• WHAT THE TASK ASKS
Every entry below must be repeated exactly; skip the pictures.

Data excerpts
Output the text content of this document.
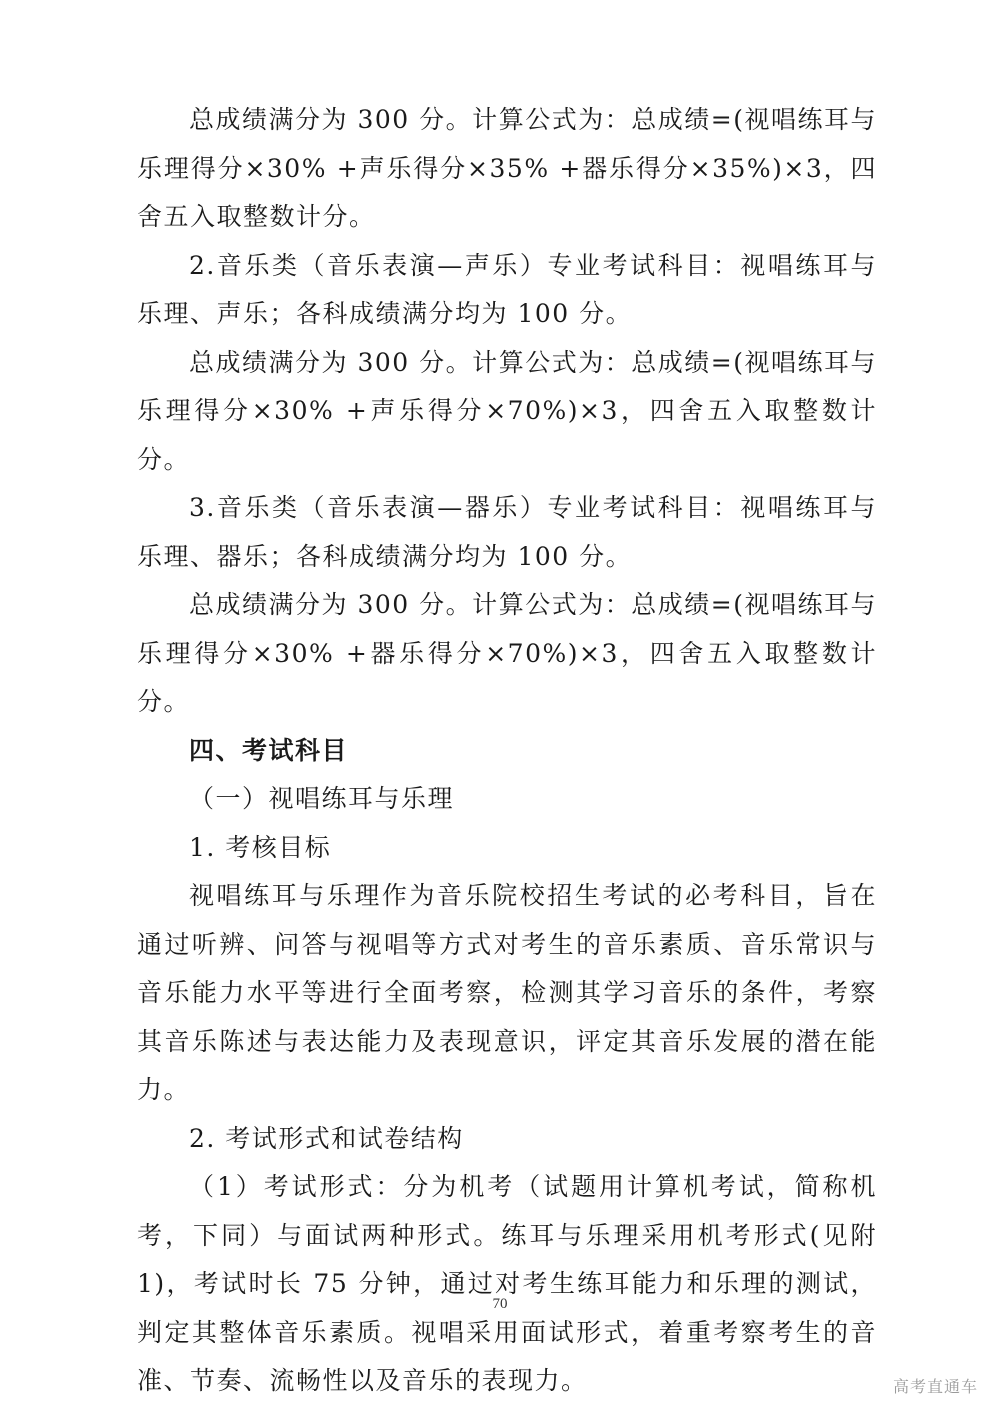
总成绩满分为 300 分。计算公式为：总成绩=(视唱练耳与乐理得分×30% +声乐得分×35% +器乐得分×35%)×3，四舍五入取整数计分。

2.音乐类（音乐表演—声乐）专业考试科目：视唱练耳与乐理、声乐；各科成绩满分均为 100 分。

总成绩满分为 300 分。计算公式为：总成绩=(视唱练耳与乐理得分×30% +声乐得分×70%)×3，四舍五入取整数计分。

3.音乐类（音乐表演—器乐）专业考试科目：视唱练耳与乐理、器乐；各科成绩满分均为 100 分。

总成绩满分为 300 分。计算公式为：总成绩=(视唱练耳与乐理得分×30% +器乐得分×70%)×3，四舍五入取整数计分。

四、考试科目

（一）视唱练耳与乐理

1. 考核目标

视唱练耳与乐理作为音乐院校招生考试的必考科目，旨在通过听辨、问答与视唱等方式对考生的音乐素质、音乐常识与音乐能力水平等进行全面考察，检测其学习音乐的条件，考察其音乐陈述与表达能力及表现意识，评定其音乐发展的潜在能力。

2. 考试形式和试卷结构

（1）考试形式：分为机考（试题用计算机考试，简称机考，下同）与面试两种形式。练耳与乐理采用机考形式(见附1)，考试时长 75 分钟，通过对考生练耳能力和乐理的测试，判定其整体音乐素质。视唱采用面试形式，着重考察考生的音准、节奏、流畅性以及音乐的表现力。

70
高考直通车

• CORRECT ANSWER
Output the text content of this document.
总成绩满分为 300 分。计算公式为：总成绩=(视唱练耳与乐理得分×30% +声乐得分×35% +器乐得分×35%)×3，四舍五入取整数计分。

2.音乐类（音乐表演—声乐）专业考试科目：视唱练耳与乐理、声乐；各科成绩满分均为 100 分。

总成绩满分为 300 分。计算公式为：总成绩=(视唱练耳与乐理得分×30% +声乐得分×70%)×3，四舍五入取整数计分。

3.音乐类（音乐表演—器乐）专业考试科目：视唱练耳与乐理、器乐；各科成绩满分均为 100 分。

总成绩满分为 300 分。计算公式为：总成绩=(视唱练耳与乐理得分×30% +器乐得分×70%)×3，四舍五入取整数计分。

四、考试科目

（一）视唱练耳与乐理

1. 考核目标

视唱练耳与乐理作为音乐院校招生考试的必考科目，旨在通过听辨、问答与视唱等方式对考生的音乐素质、音乐常识与音乐能力水平等进行全面考察，检测其学习音乐的条件，考察其音乐陈述与表达能力及表现意识，评定其音乐发展的潜在能力。

2. 考试形式和试卷结构

（1）考试形式：分为机考（试题用计算机考试，简称机考，下同）与面试两种形式。练耳与乐理采用机考形式(见附1)，考试时长 75 分钟，通过对考生练耳能力和乐理的测试，判定其整体音乐素质。视唱采用面试形式，着重考察考生的音准、节奏、流畅性以及音乐的表现力。

70
高考直通车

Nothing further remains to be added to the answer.